DATASET RECORDS.
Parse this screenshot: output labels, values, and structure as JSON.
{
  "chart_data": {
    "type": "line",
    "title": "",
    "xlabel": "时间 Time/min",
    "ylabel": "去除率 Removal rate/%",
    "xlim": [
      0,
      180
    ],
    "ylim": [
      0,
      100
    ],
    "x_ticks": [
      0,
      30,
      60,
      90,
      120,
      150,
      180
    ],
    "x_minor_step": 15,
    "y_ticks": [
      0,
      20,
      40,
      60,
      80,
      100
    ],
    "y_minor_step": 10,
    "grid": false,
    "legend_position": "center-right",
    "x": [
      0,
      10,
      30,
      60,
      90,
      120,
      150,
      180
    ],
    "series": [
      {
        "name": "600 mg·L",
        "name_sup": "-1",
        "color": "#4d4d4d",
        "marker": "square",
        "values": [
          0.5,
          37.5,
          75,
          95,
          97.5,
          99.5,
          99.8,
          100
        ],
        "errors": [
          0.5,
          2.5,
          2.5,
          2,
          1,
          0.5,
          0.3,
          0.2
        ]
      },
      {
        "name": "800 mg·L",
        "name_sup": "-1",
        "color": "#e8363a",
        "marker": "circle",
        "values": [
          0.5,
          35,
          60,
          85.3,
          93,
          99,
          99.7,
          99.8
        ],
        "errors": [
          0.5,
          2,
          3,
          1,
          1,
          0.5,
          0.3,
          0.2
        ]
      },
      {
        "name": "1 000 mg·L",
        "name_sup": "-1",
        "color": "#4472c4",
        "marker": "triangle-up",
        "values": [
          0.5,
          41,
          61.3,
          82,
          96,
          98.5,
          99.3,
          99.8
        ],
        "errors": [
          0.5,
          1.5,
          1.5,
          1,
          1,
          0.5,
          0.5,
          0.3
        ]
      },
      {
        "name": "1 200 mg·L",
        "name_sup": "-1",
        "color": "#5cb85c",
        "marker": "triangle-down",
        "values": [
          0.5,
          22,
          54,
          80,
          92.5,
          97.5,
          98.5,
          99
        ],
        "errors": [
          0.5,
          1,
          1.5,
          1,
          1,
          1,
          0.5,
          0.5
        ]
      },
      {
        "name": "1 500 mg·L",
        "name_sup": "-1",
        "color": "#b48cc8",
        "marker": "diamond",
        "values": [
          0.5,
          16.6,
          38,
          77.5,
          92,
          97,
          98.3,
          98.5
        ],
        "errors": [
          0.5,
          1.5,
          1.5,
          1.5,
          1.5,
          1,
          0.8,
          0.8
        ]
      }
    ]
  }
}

PROBLEM TO SOLVE. Extract all of the material exactly as it is written.

ANSWER FOR THE TASK.
Parse this screenshot: output labels, values, and structure as JSON.
{
  "chart_data": {
    "type": "line",
    "title": "",
    "xlabel": "时间 Time/min",
    "ylabel": "去除率 Removal rate/%",
    "xlim": [
      0,
      180
    ],
    "ylim": [
      0,
      100
    ],
    "x_ticks": [
      0,
      30,
      60,
      90,
      120,
      150,
      180
    ],
    "x_minor_step": 15,
    "y_ticks": [
      0,
      20,
      40,
      60,
      80,
      100
    ],
    "y_minor_step": 10,
    "grid": false,
    "legend_position": "center-right",
    "x": [
      0,
      10,
      30,
      60,
      90,
      120,
      150,
      180
    ],
    "series": [
      {
        "name": "600 mg·L",
        "name_sup": "-1",
        "color": "#4d4d4d",
        "marker": "square",
        "values": [
          0.5,
          37.5,
          75,
          95,
          97.5,
          99.5,
          99.8,
          100
        ],
        "errors": [
          0.5,
          2.5,
          2.5,
          2,
          1,
          0.5,
          0.3,
          0.2
        ]
      },
      {
        "name": "800 mg·L",
        "name_sup": "-1",
        "color": "#e8363a",
        "marker": "circle",
        "values": [
          0.5,
          35,
          60,
          85.3,
          93,
          99,
          99.7,
          99.8
        ],
        "errors": [
          0.5,
          2,
          3,
          1,
          1,
          0.5,
          0.3,
          0.2
        ]
      },
      {
        "name": "1 000 mg·L",
        "name_sup": "-1",
        "color": "#4472c4",
        "marker": "triangle-up",
        "values": [
          0.5,
          41,
          61.3,
          82,
          96,
          98.5,
          99.3,
          99.8
        ],
        "errors": [
          0.5,
          1.5,
          1.5,
          1,
          1,
          0.5,
          0.5,
          0.3
        ]
      },
      {
        "name": "1 200 mg·L",
        "name_sup": "-1",
        "color": "#5cb85c",
        "marker": "triangle-down",
        "values": [
          0.5,
          22,
          54,
          80,
          92.5,
          97.5,
          98.5,
          99
        ],
        "errors": [
          0.5,
          1,
          1.5,
          1,
          1,
          1,
          0.5,
          0.5
        ]
      },
      {
        "name": "1 500 mg·L",
        "name_sup": "-1",
        "color": "#b48cc8",
        "marker": "diamond",
        "values": [
          0.5,
          16.6,
          38,
          77.5,
          92,
          97,
          98.3,
          98.5
        ],
        "errors": [
          0.5,
          1.5,
          1.5,
          1.5,
          1.5,
          1,
          0.8,
          0.8
        ]
      }
    ]
  }
}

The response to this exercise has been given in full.